TASK STATEMENT: Extract and list every line that contains the word "подана".
********
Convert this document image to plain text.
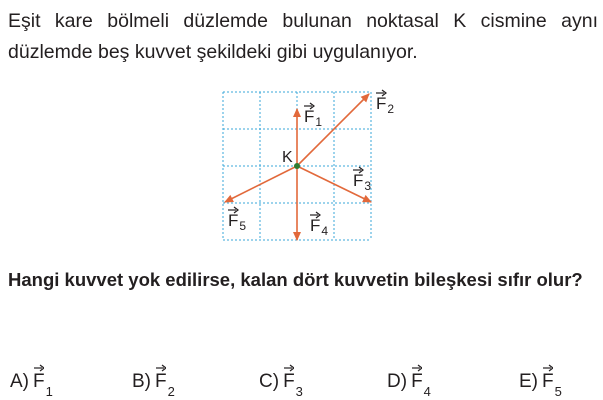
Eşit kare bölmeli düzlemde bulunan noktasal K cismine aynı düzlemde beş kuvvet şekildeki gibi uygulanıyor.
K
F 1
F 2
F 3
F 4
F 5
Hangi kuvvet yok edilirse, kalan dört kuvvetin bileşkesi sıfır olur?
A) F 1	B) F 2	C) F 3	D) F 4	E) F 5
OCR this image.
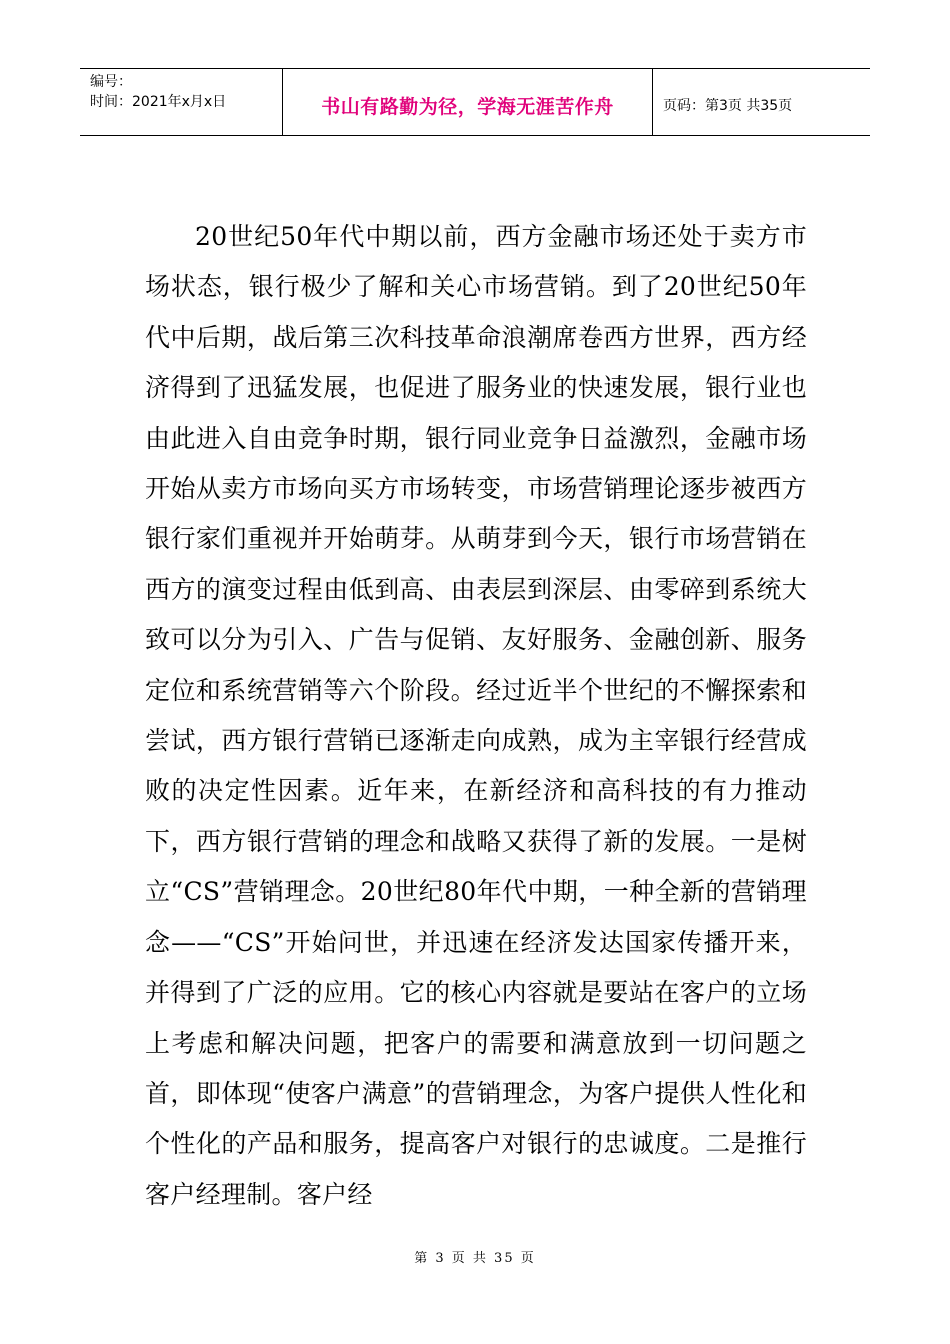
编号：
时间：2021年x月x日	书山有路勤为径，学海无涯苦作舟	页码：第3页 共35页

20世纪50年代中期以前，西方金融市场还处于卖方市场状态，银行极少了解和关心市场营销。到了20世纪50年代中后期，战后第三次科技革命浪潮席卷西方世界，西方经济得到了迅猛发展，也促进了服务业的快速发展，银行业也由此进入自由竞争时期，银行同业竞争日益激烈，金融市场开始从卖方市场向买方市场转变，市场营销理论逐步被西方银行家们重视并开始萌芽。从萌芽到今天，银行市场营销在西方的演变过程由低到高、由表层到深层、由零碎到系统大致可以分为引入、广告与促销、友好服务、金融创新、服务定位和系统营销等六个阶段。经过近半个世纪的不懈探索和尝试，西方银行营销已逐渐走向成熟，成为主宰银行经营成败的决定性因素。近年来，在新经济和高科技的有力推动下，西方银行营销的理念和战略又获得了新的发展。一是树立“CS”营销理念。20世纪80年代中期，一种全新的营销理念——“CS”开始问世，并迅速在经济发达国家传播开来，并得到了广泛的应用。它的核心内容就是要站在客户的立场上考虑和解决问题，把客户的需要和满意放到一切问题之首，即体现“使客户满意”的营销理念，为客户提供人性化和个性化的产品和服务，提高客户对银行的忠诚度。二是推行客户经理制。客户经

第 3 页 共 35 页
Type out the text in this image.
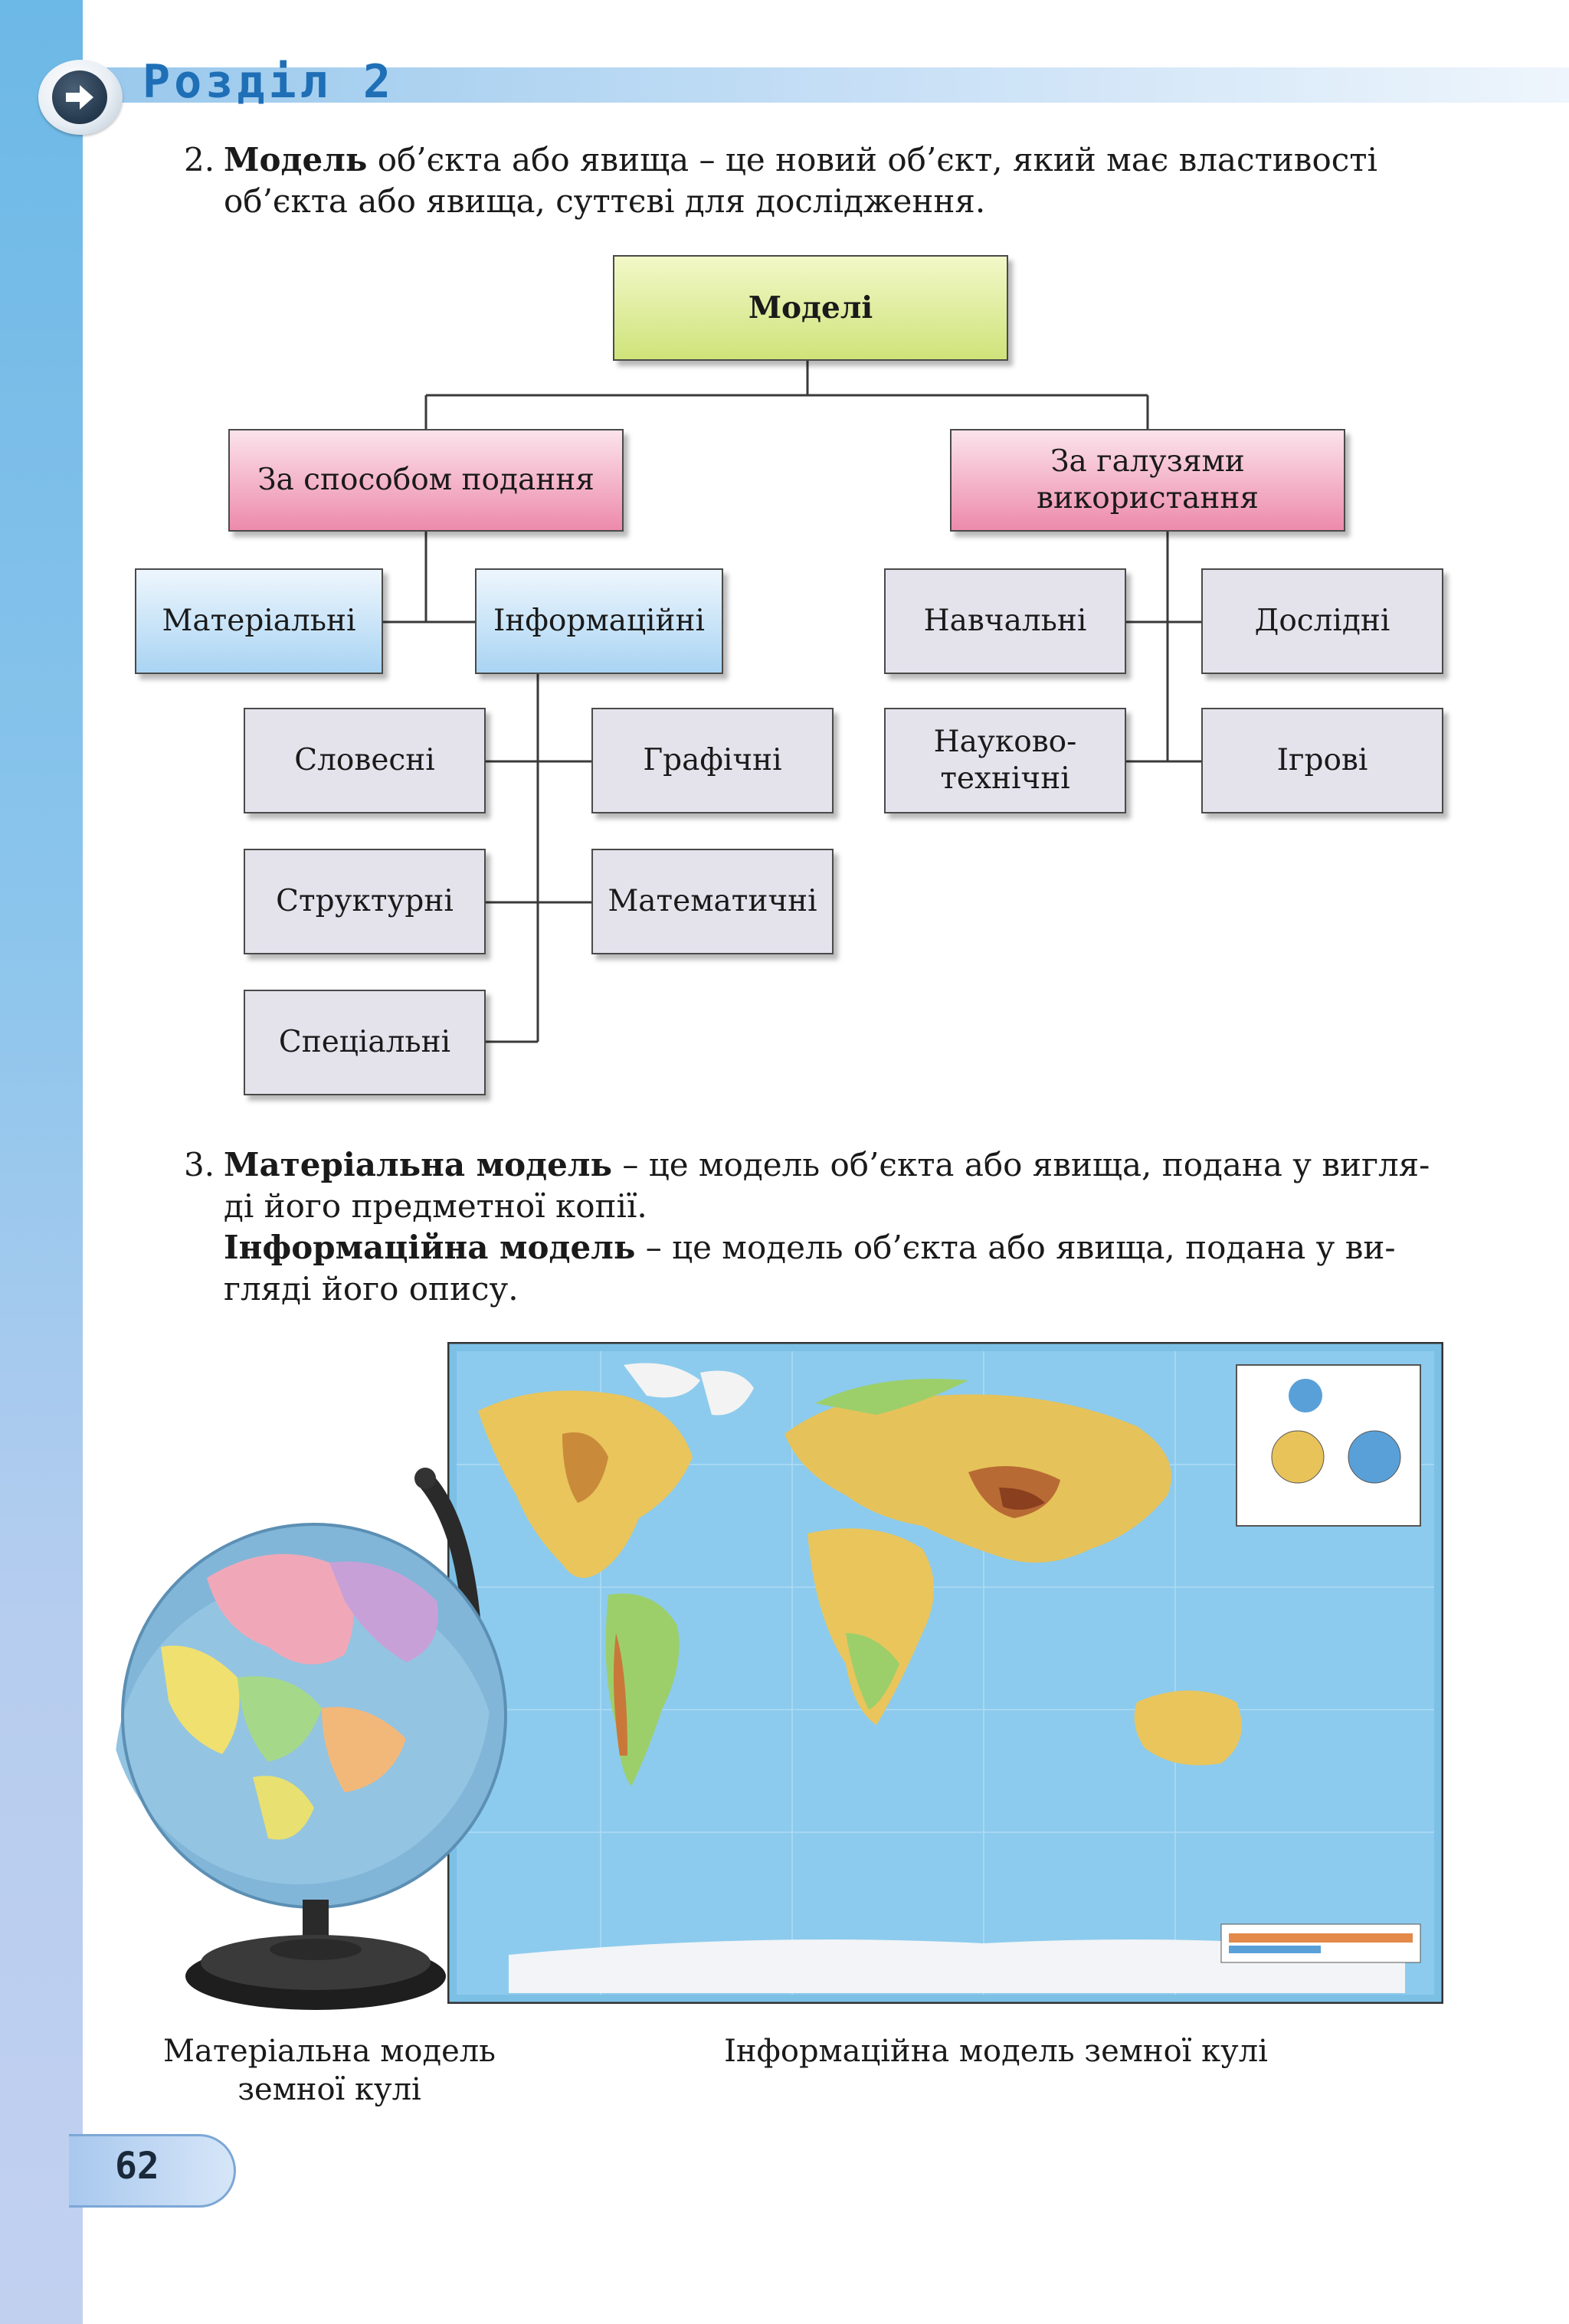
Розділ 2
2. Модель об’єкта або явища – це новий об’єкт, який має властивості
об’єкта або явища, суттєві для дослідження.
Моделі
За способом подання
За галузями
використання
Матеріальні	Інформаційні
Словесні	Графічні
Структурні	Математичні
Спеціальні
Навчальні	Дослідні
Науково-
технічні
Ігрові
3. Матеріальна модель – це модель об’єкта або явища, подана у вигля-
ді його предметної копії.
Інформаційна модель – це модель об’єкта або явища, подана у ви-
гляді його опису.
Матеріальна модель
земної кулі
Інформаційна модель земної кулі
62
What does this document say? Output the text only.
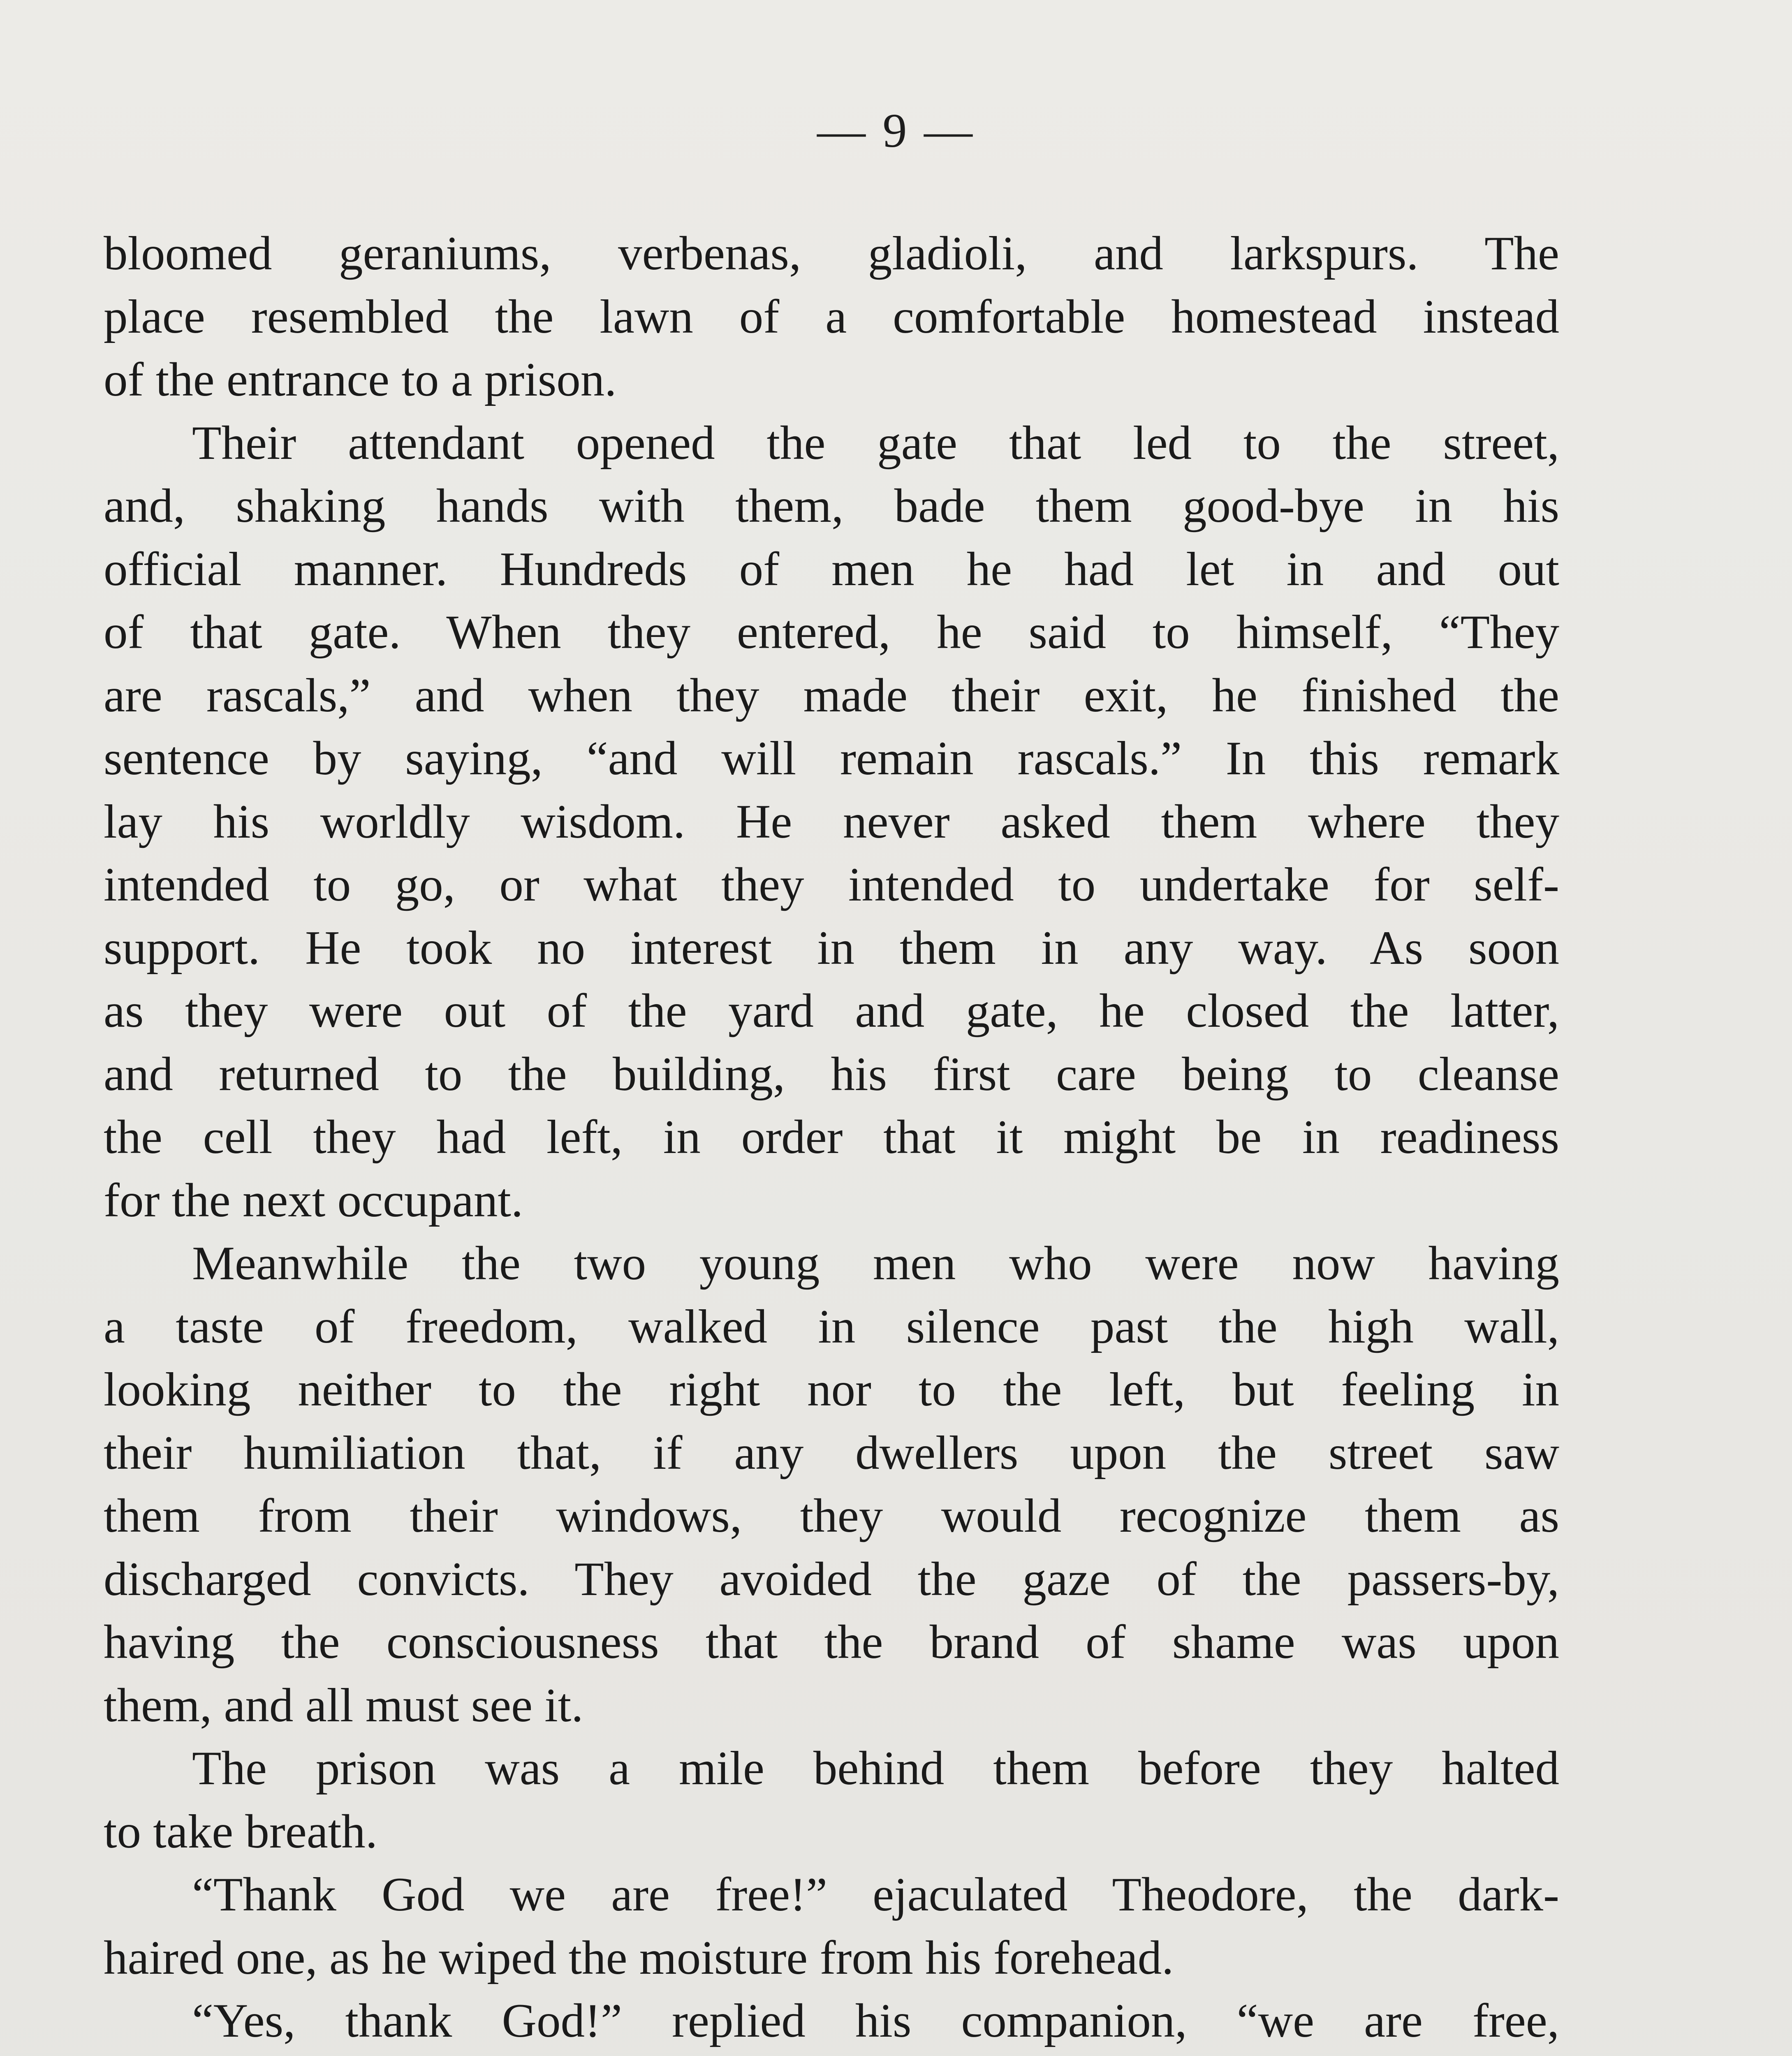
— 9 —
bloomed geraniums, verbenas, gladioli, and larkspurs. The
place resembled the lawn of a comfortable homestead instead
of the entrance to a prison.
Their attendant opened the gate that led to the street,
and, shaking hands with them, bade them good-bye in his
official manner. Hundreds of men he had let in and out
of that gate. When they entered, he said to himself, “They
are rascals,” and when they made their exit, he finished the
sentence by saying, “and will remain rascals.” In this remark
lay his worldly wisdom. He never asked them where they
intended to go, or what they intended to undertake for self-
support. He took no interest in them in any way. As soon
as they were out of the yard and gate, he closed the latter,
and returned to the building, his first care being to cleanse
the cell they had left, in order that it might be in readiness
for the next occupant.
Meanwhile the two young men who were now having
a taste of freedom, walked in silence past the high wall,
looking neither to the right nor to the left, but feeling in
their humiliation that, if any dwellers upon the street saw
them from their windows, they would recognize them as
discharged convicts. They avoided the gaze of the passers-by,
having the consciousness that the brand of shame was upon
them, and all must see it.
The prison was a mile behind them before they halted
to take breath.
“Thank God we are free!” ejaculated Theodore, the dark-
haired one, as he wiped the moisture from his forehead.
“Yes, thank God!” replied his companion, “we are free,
********
FINAL ANSWER:
3. Матеріальна модель – це модель об’єкта або явища, подана у вигля-
Інформаційна модель – це модель об’єкта або явища, подана у ви-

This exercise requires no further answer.